> Set exercise:
Images do not belong in the copy. Retype all the entries below exactly.

> Record excerpts:
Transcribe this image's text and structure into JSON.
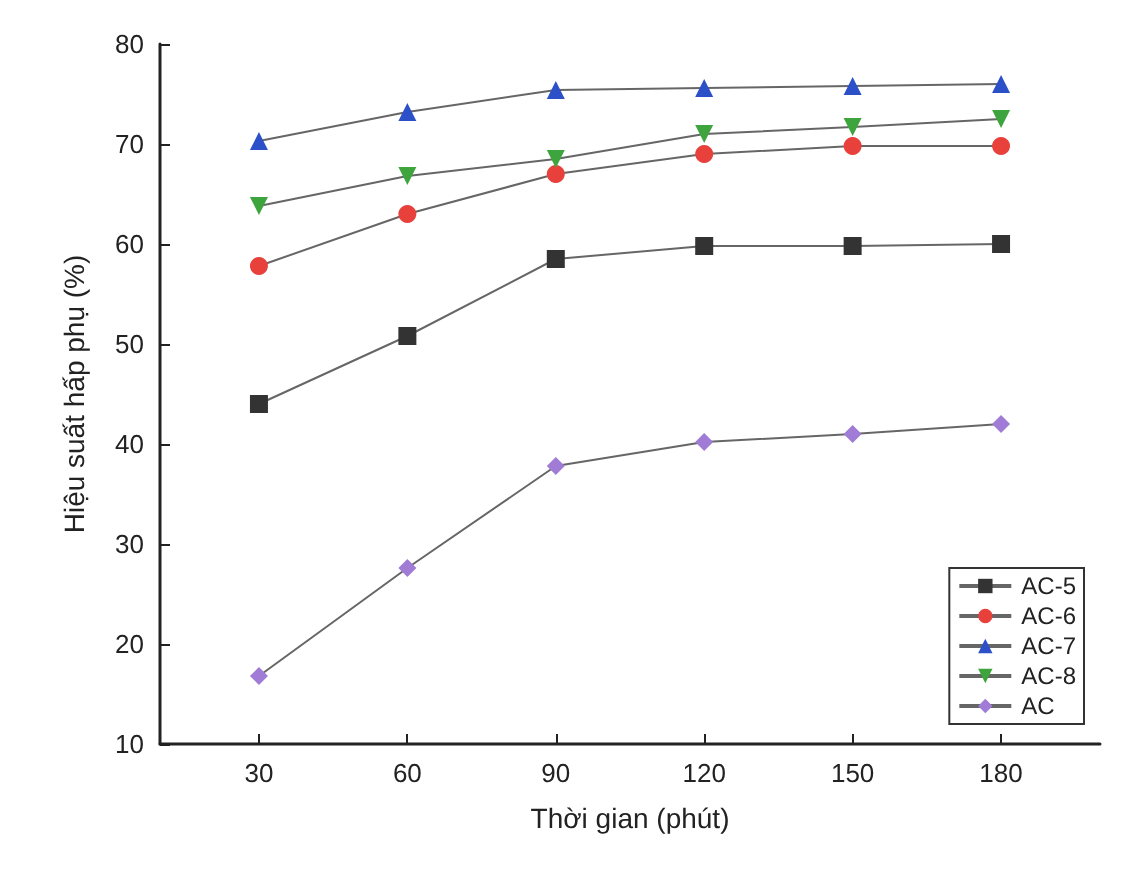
{
  "chart_data": {
    "type": "line",
    "xlabel": "Thời gian (phút)",
    "ylabel": "Hiệu suất hấp phụ (%)",
    "x": [
      30,
      60,
      90,
      120,
      150,
      180
    ],
    "xlim": [
      10,
      200
    ],
    "xticks": [
      30,
      60,
      90,
      120,
      150,
      180
    ],
    "ylim": [
      10,
      80
    ],
    "yticks": [
      10,
      20,
      30,
      40,
      50,
      60,
      70,
      80
    ],
    "grid": false,
    "legend": "bottom right",
    "line_style": "solid",
    "series": [
      {
        "name": "AC-5",
        "color": "#333333",
        "marker": "square",
        "values": [
          44,
          50.8,
          58.5,
          59.8,
          59.8,
          60
        ]
      },
      {
        "name": "AC-6",
        "color": "#e8413c",
        "marker": "circle",
        "values": [
          57.8,
          63,
          67,
          69,
          69.8,
          69.8
        ]
      },
      {
        "name": "AC-7",
        "color": "#2b50c8",
        "marker": "triangle",
        "values": [
          70.3,
          73.2,
          75.4,
          75.6,
          75.8,
          76
        ]
      },
      {
        "name": "AC-8",
        "color": "#3ea53e",
        "marker": "triangle-down",
        "values": [
          63.8,
          66.8,
          68.5,
          71,
          71.7,
          72.5
        ]
      },
      {
        "name": "AC",
        "color": "#a07cd6",
        "marker": "diamond",
        "values": [
          16.8,
          27.6,
          37.8,
          40.2,
          41,
          42
        ]
      }
    ]
  }
}
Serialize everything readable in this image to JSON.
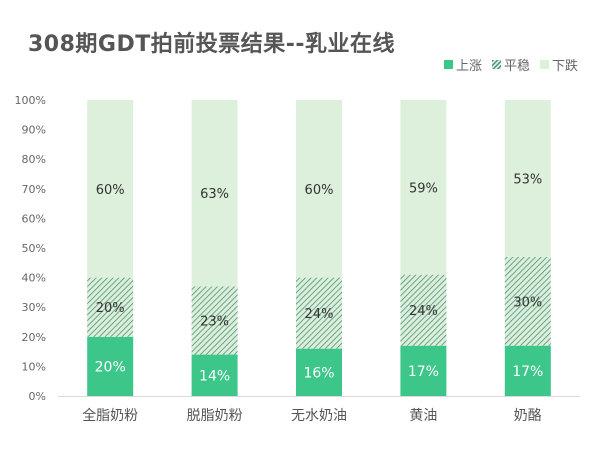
{
  "title": "308期GDT拍前投票结果--乳业在线",
  "legend": [
    {
      "key": "up",
      "label": "上涨"
    },
    {
      "key": "flat",
      "label": "平稳"
    },
    {
      "key": "down",
      "label": "下跌"
    }
  ],
  "colors": {
    "up": "#3cc68a",
    "flat_line": "#4e8f80",
    "flat_bg": "#dcefd9",
    "down": "#ddf0db"
  },
  "chart_data": {
    "type": "bar",
    "stacked": true,
    "title": "308期GDT拍前投票结果--乳业在线",
    "categories": [
      "全脂奶粉",
      "脱脂奶粉",
      "无水奶油",
      "黄油",
      "奶酪"
    ],
    "series": [
      {
        "name": "上涨",
        "values": [
          20,
          14,
          16,
          17,
          17
        ],
        "labels": [
          "20%",
          "14%",
          "16%",
          "17%",
          "17%"
        ]
      },
      {
        "name": "平稳",
        "values": [
          20,
          23,
          24,
          24,
          30
        ],
        "labels": [
          "20%",
          "23%",
          "24%",
          "24%",
          "30%"
        ]
      },
      {
        "name": "下跌",
        "values": [
          60,
          63,
          60,
          59,
          53
        ],
        "labels": [
          "60%",
          "63%",
          "60%",
          "59%",
          "53%"
        ]
      }
    ],
    "ylim": [
      0,
      100
    ],
    "yticks": [
      "0%",
      "10%",
      "20%",
      "30%",
      "40%",
      "50%",
      "60%",
      "70%",
      "80%",
      "90%",
      "100%"
    ],
    "legend_position": "top-right",
    "xlabel": "",
    "ylabel": ""
  }
}
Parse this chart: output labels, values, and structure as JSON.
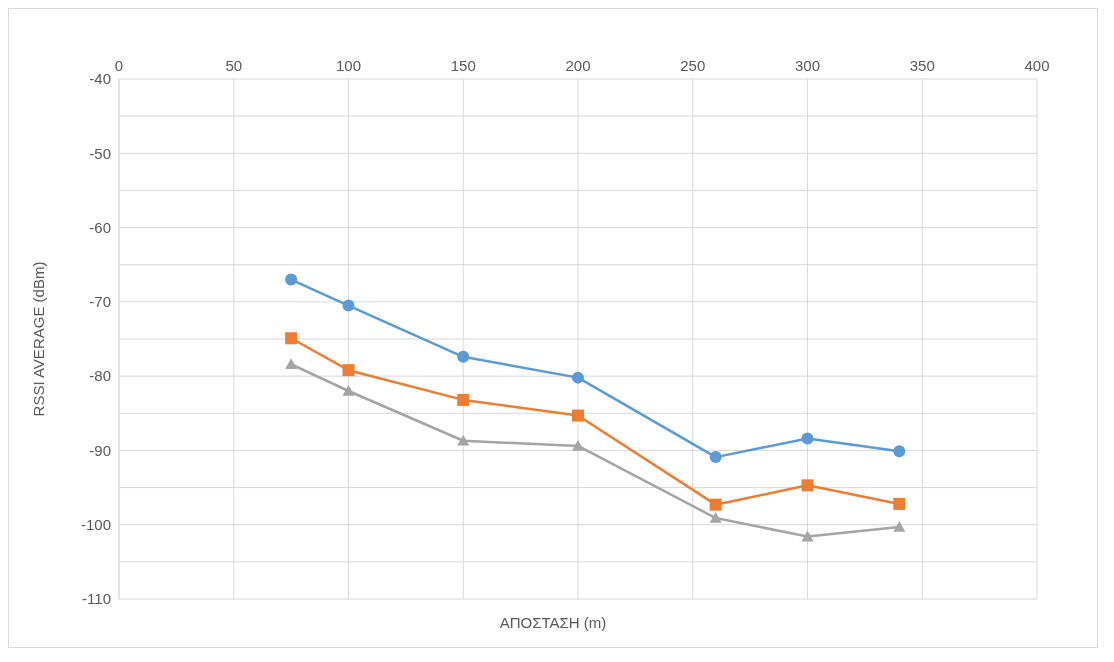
{
  "chart_data": {
    "type": "line",
    "xlabel": "ΑΠΟΣΤΑΣΗ (m)",
    "ylabel": "RSSI AVERAGE (dBm)",
    "x": [
      75,
      100,
      150,
      200,
      260,
      300,
      340
    ],
    "series": [
      {
        "color": "#5b9bd5",
        "marker": "circle",
        "values": [
          -67,
          -70.5,
          -77.4,
          -80.2,
          -90.9,
          -88.4,
          -90.1
        ]
      },
      {
        "color": "#ed7d31",
        "marker": "square",
        "values": [
          -74.9,
          -79.2,
          -83.2,
          -85.3,
          -97.3,
          -94.7,
          -97.2
        ]
      },
      {
        "color": "#a5a5a5",
        "marker": "triangle",
        "values": [
          -78.4,
          -82,
          -88.7,
          -89.4,
          -99.1,
          -101.6,
          -100.3
        ]
      }
    ],
    "xlim": [
      0,
      400
    ],
    "xticks": [
      0,
      50,
      100,
      150,
      200,
      250,
      300,
      350,
      400
    ],
    "ylim": [
      -110,
      -40
    ],
    "yticks": [
      -40,
      {
        "value": -45,
        "label": null
      },
      -50,
      {
        "value": -55,
        "label": null
      },
      -60,
      {
        "value": -65,
        "label": null
      },
      -70,
      {
        "value": -75,
        "label": null
      },
      -80,
      {
        "value": -85,
        "label": null
      },
      -90,
      {
        "value": -95,
        "label": null
      },
      -100,
      {
        "value": -105,
        "label": null
      },
      -110
    ],
    "grid": true,
    "legend": false
  }
}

> Solution to this task:
Transcribe this image's text and structure into JSON.
{
  "chart_data": {
    "type": "line",
    "xlabel": "Thời gian (phút)",
    "ylabel": "Hiệu suất hấp phụ (%)",
    "x": [
      30,
      60,
      90,
      120,
      150,
      180
    ],
    "xlim": [
      10,
      200
    ],
    "xticks": [
      30,
      60,
      90,
      120,
      150,
      180
    ],
    "ylim": [
      10,
      80
    ],
    "yticks": [
      10,
      20,
      30,
      40,
      50,
      60,
      70,
      80
    ],
    "grid": false,
    "legend": "bottom right",
    "line_style": "solid",
    "series": [
      {
        "name": "AC-5",
        "color": "#333333",
        "marker": "square",
        "values": [
          44,
          50.8,
          58.5,
          59.8,
          59.8,
          60
        ]
      },
      {
        "name": "AC-6",
        "color": "#e8413c",
        "marker": "circle",
        "values": [
          57.8,
          63,
          67,
          69,
          69.8,
          69.8
        ]
      },
      {
        "name": "AC-7",
        "color": "#2b50c8",
        "marker": "triangle",
        "values": [
          70.3,
          73.2,
          75.4,
          75.6,
          75.8,
          76
        ]
      },
      {
        "name": "AC-8",
        "color": "#3ea53e",
        "marker": "triangle-down",
        "values": [
          63.8,
          66.8,
          68.5,
          71,
          71.7,
          72.5
        ]
      },
      {
        "name": "AC",
        "color": "#a07cd6",
        "marker": "diamond",
        "values": [
          16.8,
          27.6,
          37.8,
          40.2,
          41,
          42
        ]
      }
    ]
  }
}
Serialize everything readable in this image to JSON.
{
  "title": "308期GDT拍前投票结果--乳业在线",
  "legend": [
    {
      "key": "up",
      "label": "上涨"
    },
    {
      "key": "flat",
      "label": "平稳"
    },
    {
      "key": "down",
      "label": "下跌"
    }
  ],
  "colors": {
    "up": "#3cc68a",
    "flat_line": "#4e8f80",
    "flat_bg": "#dcefd9",
    "down": "#ddf0db"
  },
  "chart_data": {
    "type": "bar",
    "stacked": true,
    "title": "308期GDT拍前投票结果--乳业在线",
    "categories": [
      "全脂奶粉",
      "脱脂奶粉",
      "无水奶油",
      "黄油",
      "奶酪"
    ],
    "series": [
      {
        "name": "上涨",
        "values": [
          20,
          14,
          16,
          17,
          17
        ],
        "labels": [
          "20%",
          "14%",
          "16%",
          "17%",
          "17%"
        ]
      },
      {
        "name": "平稳",
        "values": [
          20,
          23,
          24,
          24,
          30
        ],
        "labels": [
          "20%",
          "23%",
          "24%",
          "24%",
          "30%"
        ]
      },
      {
        "name": "下跌",
        "values": [
          60,
          63,
          60,
          59,
          53
        ],
        "labels": [
          "60%",
          "63%",
          "60%",
          "59%",
          "53%"
        ]
      }
    ],
    "ylim": [
      0,
      100
    ],
    "yticks": [
      "0%",
      "10%",
      "20%",
      "30%",
      "40%",
      "50%",
      "60%",
      "70%",
      "80%",
      "90%",
      "100%"
    ],
    "legend_position": "top-right",
    "xlabel": "",
    "ylabel": ""
  }
}
Parse this chart: output labels, values, and structure as JSON.
{
  "chart_data": {
    "type": "line",
    "xlabel": "ΑΠΟΣΤΑΣΗ (m)",
    "ylabel": "RSSI AVERAGE (dBm)",
    "x": [
      75,
      100,
      150,
      200,
      260,
      300,
      340
    ],
    "series": [
      {
        "color": "#5b9bd5",
        "marker": "circle",
        "values": [
          -67,
          -70.5,
          -77.4,
          -80.2,
          -90.9,
          -88.4,
          -90.1
        ]
      },
      {
        "color": "#ed7d31",
        "marker": "square",
        "values": [
          -74.9,
          -79.2,
          -83.2,
          -85.3,
          -97.3,
          -94.7,
          -97.2
        ]
      },
      {
        "color": "#a5a5a5",
        "marker": "triangle",
        "values": [
          -78.4,
          -82,
          -88.7,
          -89.4,
          -99.1,
          -101.6,
          -100.3
        ]
      }
    ],
    "xlim": [
      0,
      400
    ],
    "xticks": [
      0,
      50,
      100,
      150,
      200,
      250,
      300,
      350,
      400
    ],
    "ylim": [
      -110,
      -40
    ],
    "yticks": [
      -40,
      {
        "value": -45,
        "label": null
      },
      -50,
      {
        "value": -55,
        "label": null
      },
      -60,
      {
        "value": -65,
        "label": null
      },
      -70,
      {
        "value": -75,
        "label": null
      },
      -80,
      {
        "value": -85,
        "label": null
      },
      -90,
      {
        "value": -95,
        "label": null
      },
      -100,
      {
        "value": -105,
        "label": null
      },
      -110
    ],
    "grid": true,
    "legend": false
  }
}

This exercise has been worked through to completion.